* [WHAT YOU SHOULD DO]
All the data should be repeated exactly. Any image in it is left out.

Stored items:
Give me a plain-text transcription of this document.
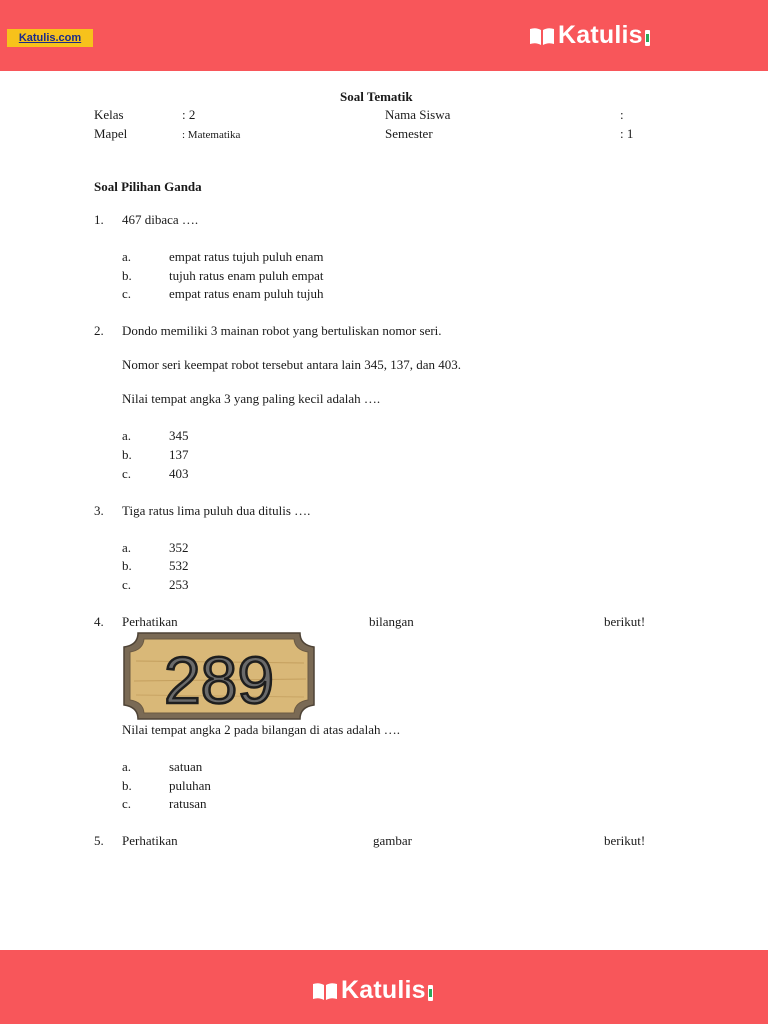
Katulis.com	Katulis
Soal Tematik
Kelas	: 2	Nama Siswa	:
Mapel	: Matematika	Semester	: 1
Soal Pilihan Ganda
1. 467 dibaca ….
a.	empat ratus tujuh puluh enam
b.	tujuh ratus enam puluh empat
c.	empat ratus enam puluh tujuh
2. Dondo memiliki 3 mainan robot yang bertuliskan nomor seri.
Nomor seri keempat robot tersebut antara lain 345, 137, dan 403.
Nilai tempat angka 3 yang paling kecil adalah ….
a.	345
b.	137
c.	403
3. Tiga ratus lima puluh dua ditulis ….
a.	352
b.	532
c.	253
4. Perhatikan	bilangan	berikut!
289
Nilai tempat angka 2 pada bilangan di atas adalah ….
a.	satuan
b.	puluhan
c.	ratusan
5. Perhatikan	gambar	berikut!
Katulis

* [COMPLETED EXERCISE]
Give me a plain-text transcription of this document.
Katulis.com	Katulis
Soal Tematik
Kelas	: 2	Nama Siswa	:
Mapel	: Matematika	Semester	: 1
Soal Pilihan Ganda
1. 467 dibaca ….
a.	empat ratus tujuh puluh enam
b.	tujuh ratus enam puluh empat
c.	empat ratus enam puluh tujuh
2. Dondo memiliki 3 mainan robot yang bertuliskan nomor seri.
Nomor seri keempat robot tersebut antara lain 345, 137, dan 403.
Nilai tempat angka 3 yang paling kecil adalah ….
a.	345
b.	137
c.	403
3. Tiga ratus lima puluh dua ditulis ….
a.	352
b.	532
c.	253
4. Perhatikan	bilangan	berikut!
289
Nilai tempat angka 2 pada bilangan di atas adalah ….
a.	satuan
b.	puluhan
c.	ratusan
5. Perhatikan	gambar	berikut!
Katulis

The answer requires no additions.